[EXERCISE OBJECTIVE]
Return each line of the data below verbatim, leaving out the pictures.
::: EXERCISE INPUTS :::
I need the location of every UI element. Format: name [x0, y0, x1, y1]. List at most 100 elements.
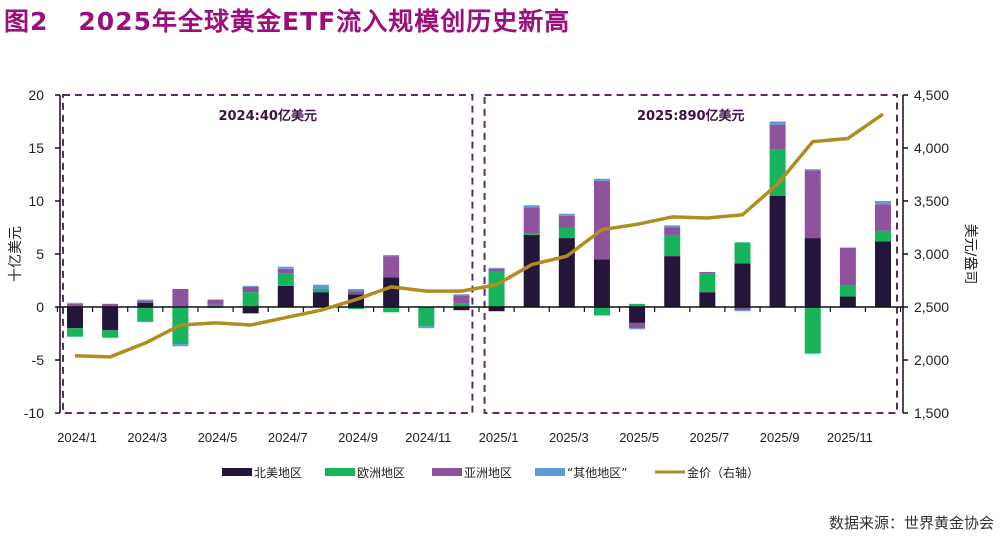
bar-europe — [699, 273, 716, 293]
bar-europe — [488, 270, 505, 307]
bar-north_america — [804, 238, 821, 307]
bar-other — [383, 255, 400, 257]
y-axis-label: 十亿美元 — [8, 226, 24, 282]
y-tick-label: -10 — [24, 405, 44, 421]
annotation-label: 2024:40亿美元 — [218, 108, 316, 124]
legend-label: 欧洲地区 — [357, 466, 405, 480]
y2-tick-label: 1,500 — [914, 405, 949, 421]
x-tick-label: 2025/1 — [479, 430, 519, 445]
bar-asia — [523, 207, 540, 234]
y2-tick-label: 3,000 — [914, 246, 949, 262]
bar-other — [664, 225, 681, 228]
bar-north_america — [558, 238, 575, 307]
chart-title: 图2 2025年全球黄金ETF流入规模创历史新高 — [4, 2, 570, 38]
x-tick-label: 2025/9 — [760, 430, 800, 445]
bar-other — [769, 121, 786, 125]
bar-europe — [629, 303, 646, 307]
bar-north_america — [242, 307, 259, 314]
bar-other — [804, 169, 821, 171]
bar-north_america — [875, 241, 891, 307]
bar-north_america — [839, 296, 856, 307]
bar-asia — [804, 170, 821, 239]
bar-north_america — [523, 234, 540, 307]
x-tick-label: 2024/5 — [198, 430, 238, 445]
bar-europe — [734, 242, 751, 264]
bar-asia — [664, 227, 681, 235]
bars-layer — [67, 121, 891, 354]
bar-other — [67, 302, 83, 304]
data-source: 数据来源：世界黄金协会 — [828, 514, 994, 532]
bar-asia — [207, 299, 224, 305]
bar-other — [558, 213, 575, 216]
bar-europe — [102, 330, 119, 338]
x-tick-label: 2024/7 — [268, 430, 308, 445]
bar-asia — [734, 307, 751, 311]
bar-europe — [312, 288, 329, 293]
y2-tick-label: 2,000 — [914, 352, 949, 368]
bar-europe — [839, 285, 856, 297]
bar-other — [629, 328, 646, 330]
annotation-box — [483, 94, 898, 414]
bar-asia — [383, 256, 400, 278]
bar-other — [348, 288, 365, 292]
bar-other — [488, 267, 505, 269]
bar-other — [242, 285, 259, 287]
bar-asia — [558, 215, 575, 228]
axes-layer: -10 -5 0 5 10 15 20 1,500 2,000 2,500 3,000 3,500 4,… — [8, 87, 978, 445]
bar-europe — [769, 149, 786, 196]
legend-label: 北美地区 — [254, 466, 302, 480]
x-tick-label: 2024/3 — [127, 430, 167, 445]
bar-europe — [383, 307, 400, 313]
bar-other — [312, 284, 329, 289]
bar-asia — [699, 272, 716, 274]
bar-north_america — [734, 263, 751, 307]
bar-north_america — [699, 292, 716, 307]
bar-north_america — [664, 256, 681, 307]
bar-north_america — [488, 307, 505, 312]
bar-other — [172, 344, 189, 347]
bar-europe — [418, 307, 435, 327]
bar-europe — [453, 303, 470, 307]
bar-europe — [348, 307, 365, 310]
x-tick-label: 2025/5 — [619, 430, 659, 445]
x-tick-label: 2025/3 — [549, 430, 589, 445]
bar-north_america — [769, 195, 786, 307]
y-tick-label: 15 — [28, 140, 44, 156]
bar-asia — [593, 180, 610, 260]
bar-asia — [488, 268, 505, 271]
bar-europe — [523, 233, 540, 235]
bar-asia — [102, 303, 119, 307]
bar-north_america — [137, 302, 154, 307]
legend-swatch-europe — [325, 468, 355, 476]
legend-label: 亚洲地区 — [464, 466, 512, 480]
legend-label: 金价（右轴） — [687, 465, 759, 480]
bar-other — [418, 326, 435, 329]
x-tick-label: 2025/7 — [689, 430, 729, 445]
bar-europe — [804, 307, 821, 354]
bar-asia — [348, 291, 365, 295]
gold-price-line — [74, 112, 884, 359]
y2-tick-label: 4,500 — [914, 87, 949, 103]
bar-europe — [67, 328, 83, 337]
x-tick-label: 2024/1 — [57, 430, 97, 445]
bar-asia — [629, 322, 646, 329]
price-line-layer — [74, 112, 884, 359]
bar-europe — [207, 304, 224, 307]
bar-north_america — [453, 307, 470, 311]
bar-asia — [277, 268, 294, 274]
bar-europe — [664, 234, 681, 257]
bar-europe — [242, 292, 259, 307]
legend-swatch-north_america — [222, 468, 252, 476]
y2-tick-label: 4,000 — [914, 140, 949, 156]
bar-asia — [453, 295, 470, 304]
x-tick-label: 2024/9 — [338, 430, 378, 445]
bar-other — [523, 205, 540, 208]
legend: 北美地区 欧洲地区 亚洲地区 “其他地区” 金价（右轴） — [222, 465, 759, 480]
bar-north_america — [67, 307, 83, 329]
bar-other — [734, 310, 751, 312]
bar-europe — [137, 307, 154, 322]
bar-asia — [875, 204, 891, 231]
figure-title: 2025年全球黄金ETF流入规模创历史新高 — [78, 7, 571, 36]
bar-north_america — [277, 285, 294, 307]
:::
[COMPLETED EXERCISE]
I need the location of every UI element. Format: name [x0, y0, x1, y1]. List at most 100 elements.
bar-europe — [699, 273, 716, 293]
bar-europe — [488, 270, 505, 307]
bar-north_america — [804, 238, 821, 307]
bar-other — [383, 255, 400, 257]
y-axis-label: 十亿美元 — [8, 226, 24, 282]
y-tick-label: -10 — [24, 405, 44, 421]
annotation-label: 2024:40亿美元 — [218, 108, 316, 124]
legend-label: 欧洲地区 — [357, 466, 405, 480]
y2-tick-label: 1,500 — [914, 405, 949, 421]
x-tick-label: 2025/1 — [479, 430, 519, 445]
bar-asia — [523, 207, 540, 234]
y2-tick-label: 3,000 — [914, 246, 949, 262]
bar-other — [664, 225, 681, 228]
bar-north_america — [558, 238, 575, 307]
chart-title: 图2 2025年全球黄金ETF流入规模创历史新高 — [4, 2, 570, 38]
x-tick-label: 2025/9 — [760, 430, 800, 445]
bar-other — [769, 121, 786, 125]
bar-europe — [629, 303, 646, 307]
bar-north_america — [242, 307, 259, 314]
bar-other — [804, 169, 821, 171]
bar-north_america — [875, 241, 891, 307]
bar-north_america — [839, 296, 856, 307]
bar-asia — [804, 170, 821, 239]
bar-north_america — [523, 234, 540, 307]
x-tick-label: 2024/5 — [198, 430, 238, 445]
bar-europe — [734, 242, 751, 264]
bar-asia — [664, 227, 681, 235]
bars-layer — [67, 121, 891, 354]
bar-other — [67, 302, 83, 304]
data-source: 数据来源：世界黄金协会 — [828, 514, 994, 532]
bar-asia — [207, 299, 224, 305]
bar-other — [558, 213, 575, 216]
bar-europe — [102, 330, 119, 338]
x-tick-label: 2024/7 — [268, 430, 308, 445]
bar-asia — [734, 307, 751, 311]
bar-europe — [312, 288, 329, 293]
y2-tick-label: 2,000 — [914, 352, 949, 368]
bar-europe — [839, 285, 856, 297]
bar-other — [629, 328, 646, 330]
annotation-box — [483, 94, 898, 414]
bar-asia — [383, 256, 400, 278]
bar-other — [348, 288, 365, 292]
bar-other — [488, 267, 505, 269]
bar-other — [242, 285, 259, 287]
bar-asia — [558, 215, 575, 228]
axes-layer: -10 -5 0 5 10 15 20 1,500 2,000 2,500 3,000 3,500 4,… — [8, 87, 978, 445]
bar-europe — [769, 149, 786, 196]
legend-label: 北美地区 — [254, 466, 302, 480]
x-tick-label: 2024/3 — [127, 430, 167, 445]
bar-europe — [383, 307, 400, 313]
bar-other — [312, 284, 329, 289]
bar-asia — [699, 272, 716, 274]
bar-north_america — [734, 263, 751, 307]
bar-north_america — [699, 292, 716, 307]
bar-north_america — [664, 256, 681, 307]
bar-north_america — [488, 307, 505, 312]
bar-other — [172, 344, 189, 347]
bar-europe — [418, 307, 435, 327]
bar-europe — [453, 303, 470, 307]
bar-europe — [348, 307, 365, 310]
x-tick-label: 2025/5 — [619, 430, 659, 445]
x-tick-label: 2025/3 — [549, 430, 589, 445]
bar-north_america — [769, 195, 786, 307]
y-tick-label: 15 — [28, 140, 44, 156]
bar-asia — [593, 180, 610, 260]
bar-asia — [488, 268, 505, 271]
bar-europe — [523, 233, 540, 235]
bar-asia — [102, 303, 119, 307]
bar-north_america — [137, 302, 154, 307]
legend-swatch-europe — [325, 468, 355, 476]
legend-label: 亚洲地区 — [464, 466, 512, 480]
legend-label: 金价（右轴） — [687, 465, 759, 480]
bar-other — [418, 326, 435, 329]
x-tick-label: 2025/7 — [689, 430, 729, 445]
bar-europe — [804, 307, 821, 354]
bar-asia — [348, 291, 365, 295]
gold-price-line — [74, 112, 884, 359]
y2-tick-label: 4,500 — [914, 87, 949, 103]
bar-europe — [67, 328, 83, 337]
x-tick-label: 2024/1 — [57, 430, 97, 445]
bar-asia — [629, 322, 646, 329]
price-line-layer — [74, 112, 884, 359]
bar-europe — [207, 304, 224, 307]
bar-north_america — [453, 307, 470, 311]
bar-asia — [277, 268, 294, 274]
bar-europe — [664, 234, 681, 257]
bar-europe — [242, 292, 259, 307]
legend-swatch-north_america — [222, 468, 252, 476]
y2-tick-label: 4,000 — [914, 140, 949, 156]
bar-asia — [453, 295, 470, 304]
x-tick-label: 2024/9 — [338, 430, 378, 445]
bar-other — [523, 205, 540, 208]
legend: 北美地区 欧洲地区 亚洲地区 “其他地区” 金价（右轴） — [222, 465, 759, 480]
bar-north_america — [67, 307, 83, 329]
bar-other — [734, 310, 751, 312]
bar-europe — [137, 307, 154, 322]
bar-asia — [875, 204, 891, 231]
figure-title: 2025年全球黄金ETF流入规模创历史新高 — [78, 7, 571, 36]
bar-north_america — [277, 285, 294, 307]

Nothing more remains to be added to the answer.